What is expected — Examine the records below. Report how many of their lines contain the word "search", with no other content.

Page layout parsing data:
┏━━

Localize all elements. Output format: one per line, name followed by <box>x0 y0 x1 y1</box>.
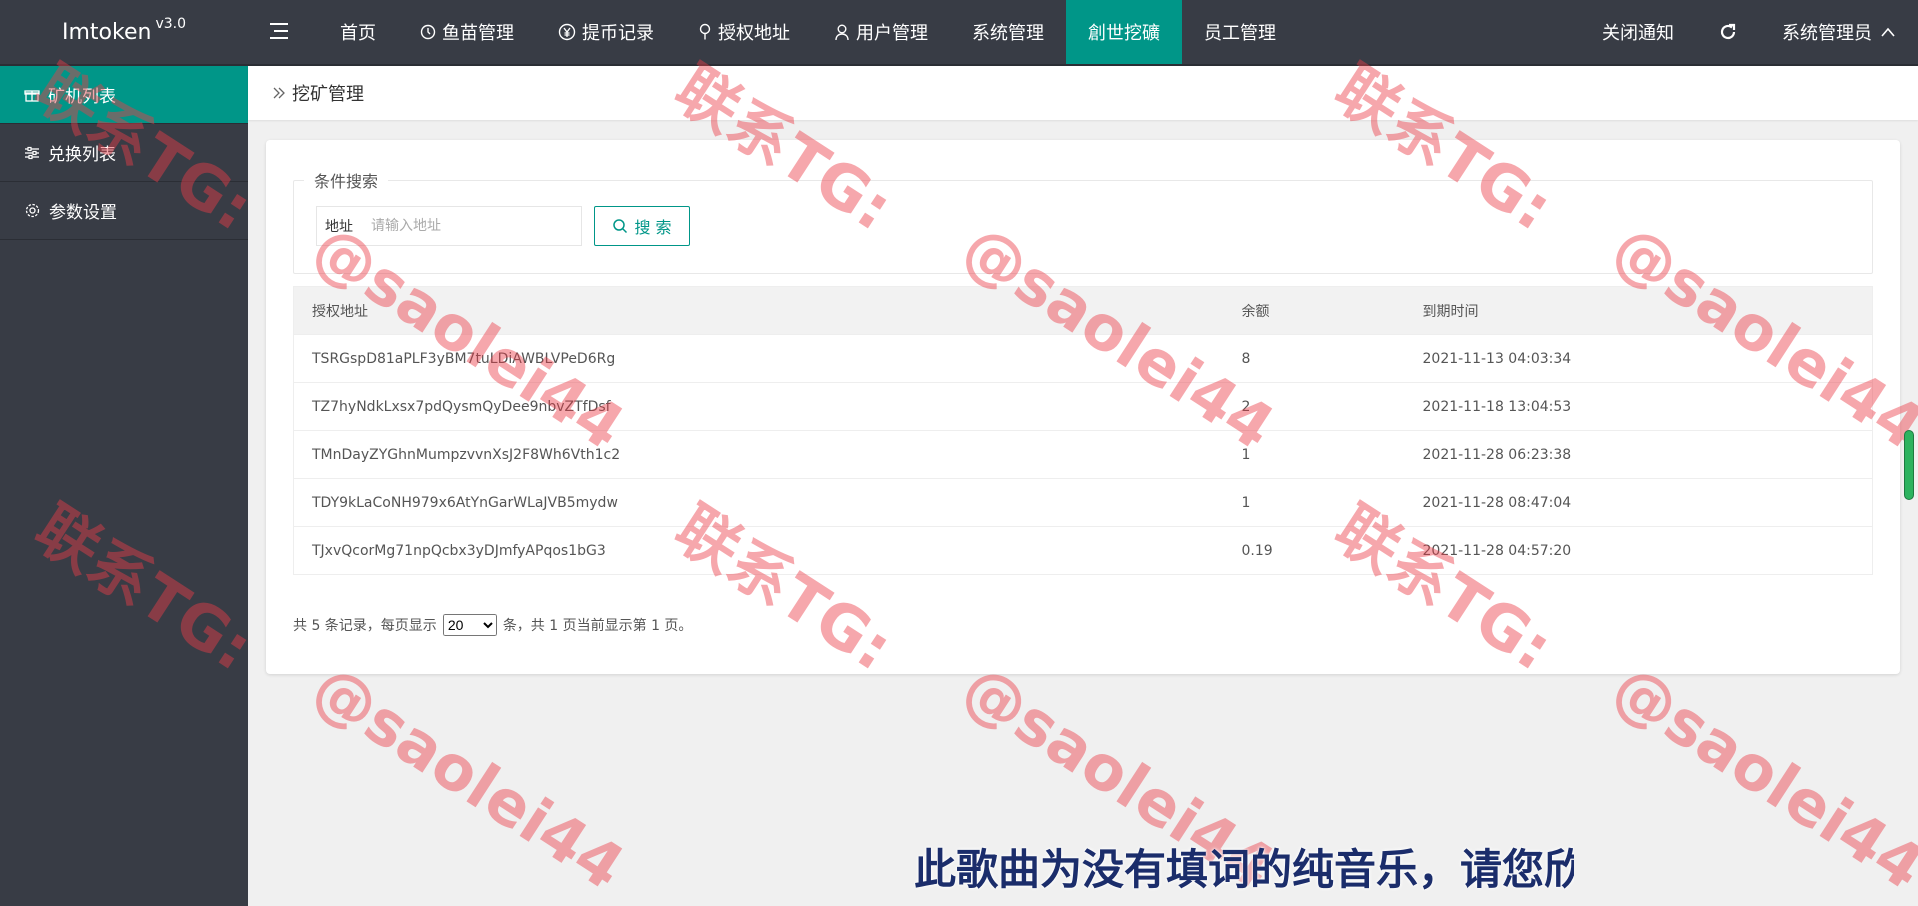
pagination: 共 5 条记录，每页显示 20 条，共 1 页当前显示第 1 页。 <box>293 614 692 636</box>
cell-balance: 2 <box>1223 382 1405 431</box>
breadcrumb: 挖矿管理 <box>248 66 1918 120</box>
header-balance: 余额 <box>1223 286 1405 335</box>
close-notice-button[interactable]: 关闭通知 <box>1580 0 1696 64</box>
header-address: 授权地址 <box>293 286 1224 335</box>
gear-icon <box>25 203 40 218</box>
sidebar: 矿机列表 兑换列表 参数设置 <box>0 66 248 906</box>
nav-withdraw-records[interactable]: 提币记录 <box>536 0 676 64</box>
sidebar-item-exchange-list[interactable]: 兑换列表 <box>0 124 248 182</box>
watermark: @saolei44 <box>1600 650 1918 905</box>
nav-genesis-mining[interactable]: 創世挖礦 <box>1066 0 1182 64</box>
lyrics-subtitle: 此歌曲为没有填词的纯音乐，请您欣 <box>914 845 1574 894</box>
sliders-icon <box>25 146 39 159</box>
nav-system-management[interactable]: 系统管理 <box>950 0 1066 64</box>
main-nav: 首页 鱼苗管理 提币记录 授权地址 用户管理 系统管理 創世挖礦 员工管理 <box>318 0 1298 64</box>
double-chevron-right-icon <box>273 87 285 99</box>
search-icon <box>613 219 628 234</box>
nav-authorized-addresses[interactable]: 授权地址 <box>676 0 812 64</box>
yen-icon <box>558 23 576 41</box>
cell-balance: 1 <box>1223 478 1405 527</box>
nav-fry-management[interactable]: 鱼苗管理 <box>398 0 536 64</box>
nav-user-management[interactable]: 用户管理 <box>812 0 950 64</box>
header-expiry: 到期时间 <box>1404 286 1873 335</box>
admin-menu[interactable]: 系统管理员 <box>1760 0 1918 64</box>
cell-address: TDY9kLaCoNH979x6AtYnGarWLaJVB5mydw <box>293 478 1224 527</box>
pager-summary: 共 5 条记录，每页显示 <box>293 618 437 634</box>
cell-balance: 1 <box>1223 430 1405 479</box>
pager-info: 条，共 1 页当前显示第 1 页。 <box>502 618 693 634</box>
app-version: v3.0 <box>155 16 186 32</box>
address-search-input[interactable] <box>371 208 581 244</box>
main-card: 条件搜索 地址 搜 索 授权地址 余额 到期时间 TSRGspD81aPLF3y… <box>266 140 1900 674</box>
table-row: TSRGspD81aPLF3yBM7tuLDiAWBLVPeD6Rg 8 202… <box>293 334 1873 383</box>
cell-address: TZ7hyNdkLxsx7pdQysmQyDee9nbvZTfDsf <box>293 382 1224 431</box>
menu-toggle-icon[interactable] <box>268 20 292 44</box>
watermark: @saolei44 <box>300 650 638 905</box>
scroll-indicator[interactable] <box>1904 430 1914 500</box>
table-header-row: 授权地址 余额 到期时间 <box>293 286 1873 335</box>
cell-expiry: 2021-11-13 04:03:34 <box>1404 334 1873 383</box>
search-legend: 条件搜索 <box>304 168 389 192</box>
cell-expiry: 2021-11-28 04:57:20 <box>1404 526 1873 575</box>
app-logo: Imtoken v3.0 <box>0 0 248 64</box>
sidebar-item-miner-list[interactable]: 矿机列表 <box>0 66 248 124</box>
refresh-icon <box>1720 23 1736 40</box>
cell-balance: 0.19 <box>1223 526 1405 575</box>
cell-expiry: 2021-11-28 08:47:04 <box>1404 478 1873 527</box>
cell-address: TMnDayZYGhnMumpzvvnXsJ2F8Wh6Vth1c2 <box>293 430 1224 479</box>
cell-expiry: 2021-11-28 06:23:38 <box>1404 430 1873 479</box>
cell-address: TJxvQcorMg71npQcbx3yDJmfyAPqos1bG3 <box>293 526 1224 575</box>
timer-icon <box>420 24 436 40</box>
app-name: Imtoken <box>61 19 152 45</box>
nav-right: 关闭通知 系统管理员 <box>1580 0 1918 64</box>
location-icon <box>699 23 711 40</box>
table-row: TJxvQcorMg71npQcbx3yDJmfyAPqos1bG3 0.19 … <box>293 526 1873 575</box>
cell-address: TSRGspD81aPLF3yBM7tuLDiAWBLVPeD6Rg <box>293 334 1224 383</box>
page-size-select[interactable]: 20 <box>442 614 497 636</box>
search-button[interactable]: 搜 索 <box>594 206 690 246</box>
table-row: TMnDayZYGhnMumpzvvnXsJ2F8Wh6Vth1c2 1 202… <box>293 430 1873 479</box>
mining-table: 授权地址 余额 到期时间 TSRGspD81aPLF3yBM7tuLDiAWBL… <box>293 286 1873 575</box>
gift-icon <box>24 89 40 102</box>
chevron-up-icon <box>1881 27 1895 37</box>
cell-expiry: 2021-11-18 13:04:53 <box>1404 382 1873 431</box>
breadcrumb-current: 挖矿管理 <box>292 84 364 105</box>
nav-home[interactable]: 首页 <box>318 0 398 64</box>
top-bar: Imtoken v3.0 首页 鱼苗管理 提币记录 授权地址 用户管理 系统管理 … <box>0 0 1918 66</box>
table-row: TZ7hyNdkLxsx7pdQysmQyDee9nbvZTfDsf 2 202… <box>293 382 1873 431</box>
user-icon <box>835 24 849 41</box>
cell-balance: 8 <box>1223 334 1405 383</box>
table-row: TDY9kLaCoNH979x6AtYnGarWLaJVB5mydw 1 202… <box>293 478 1873 527</box>
address-label: 地址 <box>325 219 353 235</box>
refresh-button[interactable] <box>1696 0 1760 64</box>
sidebar-item-parameter-settings[interactable]: 参数设置 <box>0 182 248 240</box>
nav-staff-management[interactable]: 员工管理 <box>1182 0 1298 64</box>
address-input-wrap: 地址 <box>316 206 582 246</box>
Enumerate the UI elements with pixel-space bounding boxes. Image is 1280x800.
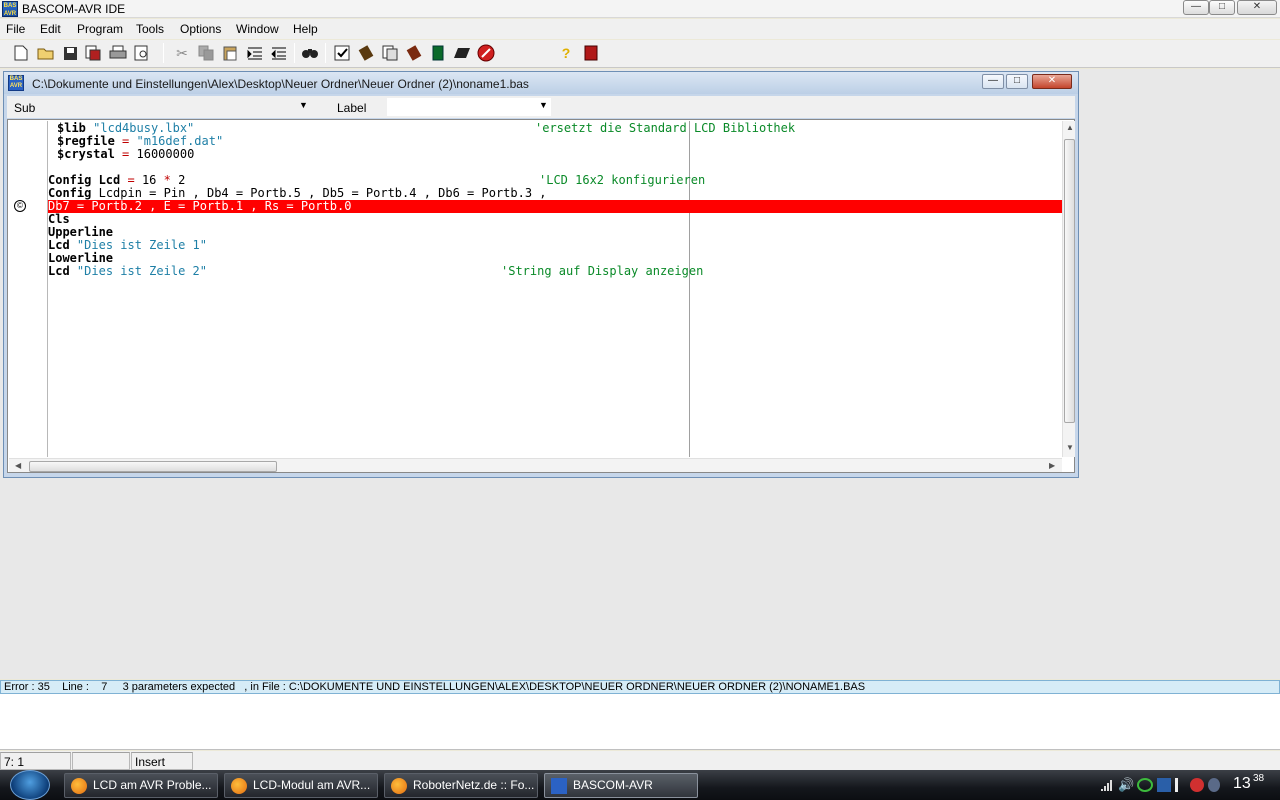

┗━━

Solution below — 4